In the listing below, find every line with the string "page" and pull it out.
☆ ☆ ☆ ☆ ☆
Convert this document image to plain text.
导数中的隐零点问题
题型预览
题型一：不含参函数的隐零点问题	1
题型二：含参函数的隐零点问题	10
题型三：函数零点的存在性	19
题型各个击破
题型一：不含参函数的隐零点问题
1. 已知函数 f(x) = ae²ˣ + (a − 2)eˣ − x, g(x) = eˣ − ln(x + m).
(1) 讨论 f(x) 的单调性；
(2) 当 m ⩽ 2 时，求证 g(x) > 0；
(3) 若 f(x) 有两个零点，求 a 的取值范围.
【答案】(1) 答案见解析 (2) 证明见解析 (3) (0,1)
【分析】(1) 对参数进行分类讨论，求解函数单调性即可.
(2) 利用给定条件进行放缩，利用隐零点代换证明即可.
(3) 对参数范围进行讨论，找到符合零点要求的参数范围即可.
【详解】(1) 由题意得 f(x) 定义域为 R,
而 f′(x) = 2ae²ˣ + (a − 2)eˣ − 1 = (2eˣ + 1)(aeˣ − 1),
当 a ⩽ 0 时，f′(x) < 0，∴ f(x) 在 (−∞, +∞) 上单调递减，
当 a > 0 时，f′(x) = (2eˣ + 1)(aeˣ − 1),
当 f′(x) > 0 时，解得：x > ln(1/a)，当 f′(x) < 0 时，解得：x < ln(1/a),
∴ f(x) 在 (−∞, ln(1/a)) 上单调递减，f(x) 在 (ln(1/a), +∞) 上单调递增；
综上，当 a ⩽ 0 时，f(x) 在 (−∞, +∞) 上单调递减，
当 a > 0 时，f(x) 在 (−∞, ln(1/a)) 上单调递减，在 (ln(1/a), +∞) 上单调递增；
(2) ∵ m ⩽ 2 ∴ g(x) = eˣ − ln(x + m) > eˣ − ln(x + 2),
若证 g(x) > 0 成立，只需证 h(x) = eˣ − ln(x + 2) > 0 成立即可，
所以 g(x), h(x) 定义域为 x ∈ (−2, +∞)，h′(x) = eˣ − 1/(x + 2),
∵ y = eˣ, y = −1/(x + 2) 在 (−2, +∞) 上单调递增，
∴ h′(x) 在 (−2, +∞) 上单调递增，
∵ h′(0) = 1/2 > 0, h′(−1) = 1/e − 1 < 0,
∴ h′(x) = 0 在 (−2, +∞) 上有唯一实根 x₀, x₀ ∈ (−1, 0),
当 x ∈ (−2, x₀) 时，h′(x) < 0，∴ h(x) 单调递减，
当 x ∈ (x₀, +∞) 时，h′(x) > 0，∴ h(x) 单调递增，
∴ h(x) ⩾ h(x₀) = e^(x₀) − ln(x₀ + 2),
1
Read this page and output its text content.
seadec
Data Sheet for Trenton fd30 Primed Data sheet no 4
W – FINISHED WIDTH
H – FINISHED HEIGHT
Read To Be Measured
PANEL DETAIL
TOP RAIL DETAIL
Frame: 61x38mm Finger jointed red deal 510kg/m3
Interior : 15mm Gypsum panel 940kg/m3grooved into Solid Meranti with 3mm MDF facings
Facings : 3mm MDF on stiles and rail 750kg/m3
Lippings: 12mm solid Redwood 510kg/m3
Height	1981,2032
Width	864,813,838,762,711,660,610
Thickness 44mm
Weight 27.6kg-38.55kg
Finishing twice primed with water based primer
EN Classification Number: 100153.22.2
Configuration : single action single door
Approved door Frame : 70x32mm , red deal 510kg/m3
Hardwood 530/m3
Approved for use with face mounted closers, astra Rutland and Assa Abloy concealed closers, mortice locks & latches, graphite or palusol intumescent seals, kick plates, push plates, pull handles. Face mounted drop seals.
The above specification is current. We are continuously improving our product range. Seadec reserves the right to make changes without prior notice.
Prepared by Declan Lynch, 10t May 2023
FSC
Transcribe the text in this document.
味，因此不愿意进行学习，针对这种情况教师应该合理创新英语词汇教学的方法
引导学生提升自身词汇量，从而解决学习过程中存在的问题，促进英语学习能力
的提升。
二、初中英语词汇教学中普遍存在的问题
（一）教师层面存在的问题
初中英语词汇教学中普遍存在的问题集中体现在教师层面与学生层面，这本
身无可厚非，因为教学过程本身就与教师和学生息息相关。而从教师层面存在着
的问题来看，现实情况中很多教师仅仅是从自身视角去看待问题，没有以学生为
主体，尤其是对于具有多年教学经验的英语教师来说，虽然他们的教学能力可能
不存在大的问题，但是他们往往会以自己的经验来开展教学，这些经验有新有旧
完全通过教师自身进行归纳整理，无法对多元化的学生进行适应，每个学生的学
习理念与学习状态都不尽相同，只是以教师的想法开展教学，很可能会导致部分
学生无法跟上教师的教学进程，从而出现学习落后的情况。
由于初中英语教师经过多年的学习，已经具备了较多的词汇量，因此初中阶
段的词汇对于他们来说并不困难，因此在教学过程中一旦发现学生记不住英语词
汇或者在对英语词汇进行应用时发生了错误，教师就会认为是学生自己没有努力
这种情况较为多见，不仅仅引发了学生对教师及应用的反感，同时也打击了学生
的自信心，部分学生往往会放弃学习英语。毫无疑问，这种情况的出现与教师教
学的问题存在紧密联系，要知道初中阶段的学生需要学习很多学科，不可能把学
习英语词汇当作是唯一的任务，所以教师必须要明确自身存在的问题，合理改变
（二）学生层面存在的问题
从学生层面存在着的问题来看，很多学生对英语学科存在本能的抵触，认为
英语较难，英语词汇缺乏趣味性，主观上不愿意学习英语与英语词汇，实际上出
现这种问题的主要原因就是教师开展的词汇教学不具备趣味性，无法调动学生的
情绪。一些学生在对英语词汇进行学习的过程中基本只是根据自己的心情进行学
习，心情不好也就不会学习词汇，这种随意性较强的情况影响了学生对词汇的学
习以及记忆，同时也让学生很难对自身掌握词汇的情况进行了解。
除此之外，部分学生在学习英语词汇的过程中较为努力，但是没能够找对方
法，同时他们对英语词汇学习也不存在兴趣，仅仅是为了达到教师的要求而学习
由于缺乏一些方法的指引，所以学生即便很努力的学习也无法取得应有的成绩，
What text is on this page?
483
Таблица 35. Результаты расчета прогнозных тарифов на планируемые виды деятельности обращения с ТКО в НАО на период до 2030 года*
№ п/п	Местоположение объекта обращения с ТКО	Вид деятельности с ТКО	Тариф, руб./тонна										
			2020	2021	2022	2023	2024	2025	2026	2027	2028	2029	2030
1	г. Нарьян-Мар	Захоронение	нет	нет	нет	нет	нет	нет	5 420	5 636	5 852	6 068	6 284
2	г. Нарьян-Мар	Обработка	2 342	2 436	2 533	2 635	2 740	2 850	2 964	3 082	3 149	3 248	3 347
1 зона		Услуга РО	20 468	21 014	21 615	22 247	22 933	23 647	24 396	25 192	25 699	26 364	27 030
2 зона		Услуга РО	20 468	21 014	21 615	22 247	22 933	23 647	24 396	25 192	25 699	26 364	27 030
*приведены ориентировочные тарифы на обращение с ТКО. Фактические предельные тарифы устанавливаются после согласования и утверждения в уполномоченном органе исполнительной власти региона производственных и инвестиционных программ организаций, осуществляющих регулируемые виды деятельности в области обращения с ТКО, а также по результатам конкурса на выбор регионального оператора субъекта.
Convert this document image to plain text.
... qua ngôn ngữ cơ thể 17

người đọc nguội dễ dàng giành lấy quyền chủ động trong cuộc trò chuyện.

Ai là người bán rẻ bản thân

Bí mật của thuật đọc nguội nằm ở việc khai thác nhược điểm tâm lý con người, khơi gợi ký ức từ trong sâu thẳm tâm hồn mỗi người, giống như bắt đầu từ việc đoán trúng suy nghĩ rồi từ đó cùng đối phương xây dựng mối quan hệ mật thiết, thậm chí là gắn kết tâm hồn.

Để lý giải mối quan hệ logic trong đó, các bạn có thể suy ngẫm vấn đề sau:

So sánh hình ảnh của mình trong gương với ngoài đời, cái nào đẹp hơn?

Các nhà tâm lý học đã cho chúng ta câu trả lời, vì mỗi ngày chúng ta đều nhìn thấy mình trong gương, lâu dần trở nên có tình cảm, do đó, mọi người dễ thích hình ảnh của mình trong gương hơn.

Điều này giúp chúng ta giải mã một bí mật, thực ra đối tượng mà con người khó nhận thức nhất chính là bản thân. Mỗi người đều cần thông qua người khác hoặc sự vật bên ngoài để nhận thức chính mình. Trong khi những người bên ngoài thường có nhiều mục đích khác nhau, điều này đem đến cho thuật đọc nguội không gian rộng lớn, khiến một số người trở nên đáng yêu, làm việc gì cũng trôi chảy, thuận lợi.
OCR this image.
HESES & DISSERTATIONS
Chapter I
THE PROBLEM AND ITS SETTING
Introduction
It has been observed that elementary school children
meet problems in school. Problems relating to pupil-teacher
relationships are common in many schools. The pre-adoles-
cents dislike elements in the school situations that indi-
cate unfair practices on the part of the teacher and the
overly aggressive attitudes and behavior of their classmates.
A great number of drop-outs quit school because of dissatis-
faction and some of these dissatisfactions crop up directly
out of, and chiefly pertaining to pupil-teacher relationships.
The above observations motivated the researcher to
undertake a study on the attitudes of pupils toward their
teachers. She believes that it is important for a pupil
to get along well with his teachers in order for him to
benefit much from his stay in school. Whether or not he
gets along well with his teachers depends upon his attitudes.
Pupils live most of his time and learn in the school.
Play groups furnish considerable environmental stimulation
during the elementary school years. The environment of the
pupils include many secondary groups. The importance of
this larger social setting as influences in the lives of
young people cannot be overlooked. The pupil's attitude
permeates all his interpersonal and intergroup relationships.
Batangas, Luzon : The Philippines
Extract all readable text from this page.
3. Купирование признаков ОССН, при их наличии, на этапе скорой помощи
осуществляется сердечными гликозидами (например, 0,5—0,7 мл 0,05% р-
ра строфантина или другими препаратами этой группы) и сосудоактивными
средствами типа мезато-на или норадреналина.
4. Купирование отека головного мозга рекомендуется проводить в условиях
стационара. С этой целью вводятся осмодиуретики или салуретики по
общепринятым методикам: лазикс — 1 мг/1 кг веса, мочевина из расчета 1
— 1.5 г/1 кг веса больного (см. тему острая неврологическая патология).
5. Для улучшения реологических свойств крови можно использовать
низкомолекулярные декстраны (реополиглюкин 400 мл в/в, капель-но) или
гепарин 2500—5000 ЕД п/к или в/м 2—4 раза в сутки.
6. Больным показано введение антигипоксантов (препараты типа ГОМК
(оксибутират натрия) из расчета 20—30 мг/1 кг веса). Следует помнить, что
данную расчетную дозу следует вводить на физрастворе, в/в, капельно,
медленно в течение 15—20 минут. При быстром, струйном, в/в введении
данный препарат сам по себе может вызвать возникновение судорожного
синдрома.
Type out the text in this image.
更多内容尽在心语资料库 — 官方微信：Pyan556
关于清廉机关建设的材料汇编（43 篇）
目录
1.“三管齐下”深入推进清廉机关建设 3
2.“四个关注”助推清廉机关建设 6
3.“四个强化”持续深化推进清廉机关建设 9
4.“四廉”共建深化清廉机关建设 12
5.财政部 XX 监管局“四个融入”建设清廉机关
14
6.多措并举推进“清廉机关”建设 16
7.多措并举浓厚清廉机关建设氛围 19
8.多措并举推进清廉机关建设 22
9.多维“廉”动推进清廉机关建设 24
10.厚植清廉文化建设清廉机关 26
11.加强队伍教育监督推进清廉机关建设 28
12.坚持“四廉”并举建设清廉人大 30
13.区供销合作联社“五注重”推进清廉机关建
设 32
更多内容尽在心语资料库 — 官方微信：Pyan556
☆ ☆ ☆ ☆ ☆
→ In response:
Read this page and output its text content.
What text is on this page?
Extract all readable text from this page.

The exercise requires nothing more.